↓
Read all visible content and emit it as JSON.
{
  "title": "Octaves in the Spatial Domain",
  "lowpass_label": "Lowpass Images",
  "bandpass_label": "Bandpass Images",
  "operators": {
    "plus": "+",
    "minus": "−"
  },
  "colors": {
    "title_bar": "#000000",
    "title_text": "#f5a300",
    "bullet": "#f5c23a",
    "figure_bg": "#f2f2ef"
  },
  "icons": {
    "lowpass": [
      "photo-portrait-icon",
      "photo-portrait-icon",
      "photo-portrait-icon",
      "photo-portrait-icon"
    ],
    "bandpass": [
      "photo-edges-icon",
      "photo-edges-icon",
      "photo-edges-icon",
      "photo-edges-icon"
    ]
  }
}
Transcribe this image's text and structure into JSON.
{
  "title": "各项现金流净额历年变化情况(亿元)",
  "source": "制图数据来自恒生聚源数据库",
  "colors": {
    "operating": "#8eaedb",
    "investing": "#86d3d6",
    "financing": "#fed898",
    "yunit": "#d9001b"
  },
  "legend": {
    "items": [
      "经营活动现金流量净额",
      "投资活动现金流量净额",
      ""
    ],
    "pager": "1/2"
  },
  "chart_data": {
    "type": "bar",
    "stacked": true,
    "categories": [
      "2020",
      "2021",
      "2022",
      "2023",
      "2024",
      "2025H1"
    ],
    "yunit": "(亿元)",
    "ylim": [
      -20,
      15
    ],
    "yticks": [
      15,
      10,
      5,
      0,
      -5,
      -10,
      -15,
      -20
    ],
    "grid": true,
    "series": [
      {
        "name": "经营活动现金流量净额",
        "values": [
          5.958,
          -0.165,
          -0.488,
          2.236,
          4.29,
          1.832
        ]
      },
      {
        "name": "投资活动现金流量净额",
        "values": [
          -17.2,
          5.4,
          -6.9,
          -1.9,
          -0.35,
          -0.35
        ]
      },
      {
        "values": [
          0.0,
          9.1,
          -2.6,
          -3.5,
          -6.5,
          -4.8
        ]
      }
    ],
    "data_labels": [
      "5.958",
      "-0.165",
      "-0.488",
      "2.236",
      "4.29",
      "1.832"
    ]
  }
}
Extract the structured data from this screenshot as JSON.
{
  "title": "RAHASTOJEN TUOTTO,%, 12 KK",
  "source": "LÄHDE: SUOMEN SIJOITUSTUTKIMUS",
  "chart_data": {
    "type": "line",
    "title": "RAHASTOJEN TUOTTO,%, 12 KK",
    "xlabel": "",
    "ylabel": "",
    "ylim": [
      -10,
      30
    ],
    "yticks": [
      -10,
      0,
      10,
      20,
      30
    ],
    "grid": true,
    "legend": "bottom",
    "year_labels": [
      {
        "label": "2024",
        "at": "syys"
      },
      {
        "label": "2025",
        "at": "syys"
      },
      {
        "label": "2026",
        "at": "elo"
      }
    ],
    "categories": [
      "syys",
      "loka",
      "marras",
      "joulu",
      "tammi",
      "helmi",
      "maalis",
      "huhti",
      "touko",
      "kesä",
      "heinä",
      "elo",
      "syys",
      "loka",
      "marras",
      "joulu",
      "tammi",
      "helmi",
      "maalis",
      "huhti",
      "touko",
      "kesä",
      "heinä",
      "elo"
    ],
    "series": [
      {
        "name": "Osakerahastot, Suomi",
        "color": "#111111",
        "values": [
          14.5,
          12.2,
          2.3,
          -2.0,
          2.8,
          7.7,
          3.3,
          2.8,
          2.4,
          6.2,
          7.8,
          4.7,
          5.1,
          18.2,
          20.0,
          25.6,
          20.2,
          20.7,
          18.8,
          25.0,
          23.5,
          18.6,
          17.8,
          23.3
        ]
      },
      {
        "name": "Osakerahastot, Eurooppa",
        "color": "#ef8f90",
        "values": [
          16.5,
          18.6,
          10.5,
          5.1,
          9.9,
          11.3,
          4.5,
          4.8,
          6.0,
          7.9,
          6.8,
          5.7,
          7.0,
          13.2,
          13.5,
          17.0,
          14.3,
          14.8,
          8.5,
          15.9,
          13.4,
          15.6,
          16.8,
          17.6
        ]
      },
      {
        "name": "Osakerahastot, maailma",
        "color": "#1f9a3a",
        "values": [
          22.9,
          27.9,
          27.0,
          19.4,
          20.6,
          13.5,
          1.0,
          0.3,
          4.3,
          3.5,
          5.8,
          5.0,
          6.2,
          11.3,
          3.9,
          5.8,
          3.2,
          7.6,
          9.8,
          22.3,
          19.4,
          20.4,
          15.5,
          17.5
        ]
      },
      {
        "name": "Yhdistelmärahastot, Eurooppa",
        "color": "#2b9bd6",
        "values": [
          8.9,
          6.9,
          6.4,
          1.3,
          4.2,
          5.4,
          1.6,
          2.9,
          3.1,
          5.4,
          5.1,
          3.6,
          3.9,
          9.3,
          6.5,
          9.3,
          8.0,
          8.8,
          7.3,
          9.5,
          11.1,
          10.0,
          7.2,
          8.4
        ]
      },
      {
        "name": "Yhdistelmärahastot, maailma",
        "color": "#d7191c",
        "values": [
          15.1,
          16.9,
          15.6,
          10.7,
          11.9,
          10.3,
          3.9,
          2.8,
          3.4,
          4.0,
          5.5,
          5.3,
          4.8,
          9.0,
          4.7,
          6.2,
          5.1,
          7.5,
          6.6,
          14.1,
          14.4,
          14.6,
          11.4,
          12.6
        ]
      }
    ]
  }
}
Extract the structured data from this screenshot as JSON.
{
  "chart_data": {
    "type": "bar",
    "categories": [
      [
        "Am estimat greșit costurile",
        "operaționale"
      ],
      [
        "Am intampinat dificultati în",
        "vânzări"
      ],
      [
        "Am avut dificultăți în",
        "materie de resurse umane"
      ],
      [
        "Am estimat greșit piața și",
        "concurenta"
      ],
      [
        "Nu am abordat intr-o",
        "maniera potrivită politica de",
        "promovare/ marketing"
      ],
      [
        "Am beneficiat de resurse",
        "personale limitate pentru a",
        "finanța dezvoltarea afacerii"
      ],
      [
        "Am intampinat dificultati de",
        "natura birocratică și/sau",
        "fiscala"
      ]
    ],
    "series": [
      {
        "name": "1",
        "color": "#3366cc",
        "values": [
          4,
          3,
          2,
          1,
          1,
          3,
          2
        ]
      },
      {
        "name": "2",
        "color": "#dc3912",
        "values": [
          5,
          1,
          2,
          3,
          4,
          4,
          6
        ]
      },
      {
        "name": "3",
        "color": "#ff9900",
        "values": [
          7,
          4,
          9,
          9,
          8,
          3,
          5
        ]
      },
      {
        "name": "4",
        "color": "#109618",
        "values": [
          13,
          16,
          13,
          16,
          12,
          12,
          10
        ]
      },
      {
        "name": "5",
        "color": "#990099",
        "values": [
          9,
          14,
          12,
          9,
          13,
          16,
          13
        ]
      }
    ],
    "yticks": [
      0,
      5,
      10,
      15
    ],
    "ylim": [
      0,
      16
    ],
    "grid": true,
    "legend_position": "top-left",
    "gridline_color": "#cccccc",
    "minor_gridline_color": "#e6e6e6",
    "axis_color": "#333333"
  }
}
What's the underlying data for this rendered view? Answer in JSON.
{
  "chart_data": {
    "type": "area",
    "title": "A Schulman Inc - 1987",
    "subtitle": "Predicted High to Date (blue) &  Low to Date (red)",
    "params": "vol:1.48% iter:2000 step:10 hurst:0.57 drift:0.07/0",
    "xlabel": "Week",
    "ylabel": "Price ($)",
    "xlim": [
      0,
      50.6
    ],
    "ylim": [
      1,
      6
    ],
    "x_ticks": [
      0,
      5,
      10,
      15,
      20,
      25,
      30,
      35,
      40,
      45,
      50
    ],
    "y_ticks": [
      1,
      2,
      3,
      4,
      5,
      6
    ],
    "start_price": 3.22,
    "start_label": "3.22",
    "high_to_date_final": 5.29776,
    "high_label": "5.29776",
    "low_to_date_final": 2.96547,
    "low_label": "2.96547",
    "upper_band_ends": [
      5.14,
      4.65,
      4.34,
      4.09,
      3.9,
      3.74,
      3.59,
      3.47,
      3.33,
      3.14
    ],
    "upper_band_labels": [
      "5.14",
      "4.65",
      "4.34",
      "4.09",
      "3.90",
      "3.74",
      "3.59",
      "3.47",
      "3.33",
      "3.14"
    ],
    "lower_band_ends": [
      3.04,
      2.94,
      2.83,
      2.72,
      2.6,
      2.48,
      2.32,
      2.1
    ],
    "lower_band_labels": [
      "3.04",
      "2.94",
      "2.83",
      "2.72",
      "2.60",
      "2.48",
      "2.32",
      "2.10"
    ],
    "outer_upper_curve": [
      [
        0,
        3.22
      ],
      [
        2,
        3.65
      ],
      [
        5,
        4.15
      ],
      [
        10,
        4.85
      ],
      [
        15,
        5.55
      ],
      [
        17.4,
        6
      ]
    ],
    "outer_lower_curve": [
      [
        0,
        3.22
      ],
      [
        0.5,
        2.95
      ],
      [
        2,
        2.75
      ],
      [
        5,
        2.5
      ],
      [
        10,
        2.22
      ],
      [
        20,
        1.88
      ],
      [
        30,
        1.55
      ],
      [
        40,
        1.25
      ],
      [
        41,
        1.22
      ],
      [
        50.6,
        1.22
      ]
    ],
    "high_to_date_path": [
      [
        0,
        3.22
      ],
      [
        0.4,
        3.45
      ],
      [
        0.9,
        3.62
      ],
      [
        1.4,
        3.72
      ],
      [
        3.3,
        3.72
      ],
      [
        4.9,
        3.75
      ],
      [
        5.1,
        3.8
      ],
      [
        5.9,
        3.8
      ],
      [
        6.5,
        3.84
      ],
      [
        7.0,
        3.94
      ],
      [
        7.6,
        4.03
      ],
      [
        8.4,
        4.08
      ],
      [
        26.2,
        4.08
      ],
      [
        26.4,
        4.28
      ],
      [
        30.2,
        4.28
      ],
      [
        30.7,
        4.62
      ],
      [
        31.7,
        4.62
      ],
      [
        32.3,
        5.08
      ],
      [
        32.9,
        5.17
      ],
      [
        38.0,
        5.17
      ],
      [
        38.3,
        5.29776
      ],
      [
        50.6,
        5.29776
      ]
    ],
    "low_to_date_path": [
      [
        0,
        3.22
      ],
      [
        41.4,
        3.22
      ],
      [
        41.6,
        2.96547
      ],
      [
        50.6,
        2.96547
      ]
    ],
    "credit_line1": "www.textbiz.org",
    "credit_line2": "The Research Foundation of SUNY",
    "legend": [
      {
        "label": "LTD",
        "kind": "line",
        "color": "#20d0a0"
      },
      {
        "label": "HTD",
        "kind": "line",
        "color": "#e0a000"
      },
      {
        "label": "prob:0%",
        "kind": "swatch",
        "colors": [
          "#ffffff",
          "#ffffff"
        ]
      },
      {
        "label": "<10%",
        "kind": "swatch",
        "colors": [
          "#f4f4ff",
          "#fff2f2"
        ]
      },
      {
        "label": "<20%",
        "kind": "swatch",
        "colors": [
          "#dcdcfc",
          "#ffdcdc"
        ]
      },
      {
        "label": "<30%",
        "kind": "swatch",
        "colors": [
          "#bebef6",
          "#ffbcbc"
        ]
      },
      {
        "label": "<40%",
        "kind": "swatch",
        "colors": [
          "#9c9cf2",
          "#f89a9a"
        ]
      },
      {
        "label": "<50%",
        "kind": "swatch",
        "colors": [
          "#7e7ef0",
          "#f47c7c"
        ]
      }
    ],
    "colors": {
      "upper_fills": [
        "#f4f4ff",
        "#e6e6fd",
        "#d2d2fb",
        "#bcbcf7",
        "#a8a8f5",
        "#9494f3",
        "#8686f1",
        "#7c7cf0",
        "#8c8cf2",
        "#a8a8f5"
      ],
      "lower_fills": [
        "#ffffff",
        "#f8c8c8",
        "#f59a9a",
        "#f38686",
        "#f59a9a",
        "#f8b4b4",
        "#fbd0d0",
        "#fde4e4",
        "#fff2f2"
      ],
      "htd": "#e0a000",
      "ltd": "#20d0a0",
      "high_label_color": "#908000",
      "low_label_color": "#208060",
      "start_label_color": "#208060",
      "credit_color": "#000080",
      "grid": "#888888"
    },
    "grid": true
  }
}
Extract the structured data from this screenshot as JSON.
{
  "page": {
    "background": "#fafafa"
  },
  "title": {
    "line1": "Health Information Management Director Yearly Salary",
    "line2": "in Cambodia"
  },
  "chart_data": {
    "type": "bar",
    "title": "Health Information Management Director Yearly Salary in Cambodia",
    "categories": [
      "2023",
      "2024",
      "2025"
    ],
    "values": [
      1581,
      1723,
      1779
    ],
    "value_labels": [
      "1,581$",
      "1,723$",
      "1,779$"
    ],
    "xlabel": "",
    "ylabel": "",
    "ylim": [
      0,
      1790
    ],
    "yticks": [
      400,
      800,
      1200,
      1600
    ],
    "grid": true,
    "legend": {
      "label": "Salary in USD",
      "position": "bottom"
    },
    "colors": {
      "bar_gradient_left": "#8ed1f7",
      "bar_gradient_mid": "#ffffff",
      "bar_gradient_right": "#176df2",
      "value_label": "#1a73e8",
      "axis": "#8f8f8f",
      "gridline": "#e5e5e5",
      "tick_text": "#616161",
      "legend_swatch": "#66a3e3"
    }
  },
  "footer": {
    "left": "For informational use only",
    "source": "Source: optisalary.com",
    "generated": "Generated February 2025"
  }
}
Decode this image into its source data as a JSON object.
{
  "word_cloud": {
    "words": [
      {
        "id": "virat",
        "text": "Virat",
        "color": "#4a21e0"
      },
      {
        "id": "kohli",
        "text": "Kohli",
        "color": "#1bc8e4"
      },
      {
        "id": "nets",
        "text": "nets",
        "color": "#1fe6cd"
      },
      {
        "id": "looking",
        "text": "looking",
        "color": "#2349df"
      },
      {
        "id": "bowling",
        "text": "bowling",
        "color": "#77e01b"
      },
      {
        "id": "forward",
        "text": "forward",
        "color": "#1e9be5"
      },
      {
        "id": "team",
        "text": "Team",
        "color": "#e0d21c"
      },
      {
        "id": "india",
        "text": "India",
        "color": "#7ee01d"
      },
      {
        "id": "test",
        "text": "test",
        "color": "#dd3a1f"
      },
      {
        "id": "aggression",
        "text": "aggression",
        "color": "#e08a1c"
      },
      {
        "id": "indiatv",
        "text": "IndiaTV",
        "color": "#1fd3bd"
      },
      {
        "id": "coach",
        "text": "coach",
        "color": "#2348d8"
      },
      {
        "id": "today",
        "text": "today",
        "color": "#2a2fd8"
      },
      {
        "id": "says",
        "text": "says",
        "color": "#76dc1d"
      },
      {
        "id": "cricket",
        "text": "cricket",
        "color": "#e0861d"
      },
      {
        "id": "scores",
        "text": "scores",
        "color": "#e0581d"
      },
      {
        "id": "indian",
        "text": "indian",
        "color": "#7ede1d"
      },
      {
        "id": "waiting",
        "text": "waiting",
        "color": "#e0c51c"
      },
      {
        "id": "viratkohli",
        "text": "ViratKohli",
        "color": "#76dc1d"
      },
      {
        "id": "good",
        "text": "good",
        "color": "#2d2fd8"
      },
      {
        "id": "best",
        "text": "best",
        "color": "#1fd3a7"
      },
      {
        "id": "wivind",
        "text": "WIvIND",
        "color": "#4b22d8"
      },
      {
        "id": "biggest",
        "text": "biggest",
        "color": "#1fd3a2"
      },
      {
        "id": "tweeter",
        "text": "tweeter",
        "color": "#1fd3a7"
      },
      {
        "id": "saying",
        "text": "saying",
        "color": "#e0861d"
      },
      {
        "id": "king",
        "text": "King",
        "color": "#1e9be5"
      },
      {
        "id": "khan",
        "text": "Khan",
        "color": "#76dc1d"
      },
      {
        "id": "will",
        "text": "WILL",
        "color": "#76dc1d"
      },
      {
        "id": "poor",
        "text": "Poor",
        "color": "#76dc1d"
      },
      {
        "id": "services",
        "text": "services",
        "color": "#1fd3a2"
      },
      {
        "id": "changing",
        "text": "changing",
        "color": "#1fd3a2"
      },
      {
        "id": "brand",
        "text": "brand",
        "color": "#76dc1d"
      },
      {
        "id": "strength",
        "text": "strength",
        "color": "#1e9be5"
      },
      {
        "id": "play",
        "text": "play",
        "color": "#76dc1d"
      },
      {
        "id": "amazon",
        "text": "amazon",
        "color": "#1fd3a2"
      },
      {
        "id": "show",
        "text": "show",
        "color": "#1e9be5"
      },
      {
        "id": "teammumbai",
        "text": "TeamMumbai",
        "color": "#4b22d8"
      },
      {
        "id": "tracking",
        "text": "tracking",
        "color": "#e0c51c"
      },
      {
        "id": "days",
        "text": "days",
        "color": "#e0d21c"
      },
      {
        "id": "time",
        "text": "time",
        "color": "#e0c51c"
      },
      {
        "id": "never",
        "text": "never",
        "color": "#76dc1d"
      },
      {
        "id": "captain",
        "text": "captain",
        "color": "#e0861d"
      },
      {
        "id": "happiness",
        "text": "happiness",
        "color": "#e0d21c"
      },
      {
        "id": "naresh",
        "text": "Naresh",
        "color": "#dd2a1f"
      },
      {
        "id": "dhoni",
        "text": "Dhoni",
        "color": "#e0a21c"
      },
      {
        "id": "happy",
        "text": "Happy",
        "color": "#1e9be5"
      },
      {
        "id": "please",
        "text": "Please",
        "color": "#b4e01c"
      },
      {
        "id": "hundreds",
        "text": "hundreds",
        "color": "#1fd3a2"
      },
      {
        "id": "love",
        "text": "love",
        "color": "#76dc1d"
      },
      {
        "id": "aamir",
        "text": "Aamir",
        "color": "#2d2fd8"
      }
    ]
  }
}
↑
Find every line in the records that contains the word "Management"; copy those lines.

    "line1": "Health Information Management Director Yearly Salary",
    "title": "Health Information Management Director Yearly Salary in Cambodia",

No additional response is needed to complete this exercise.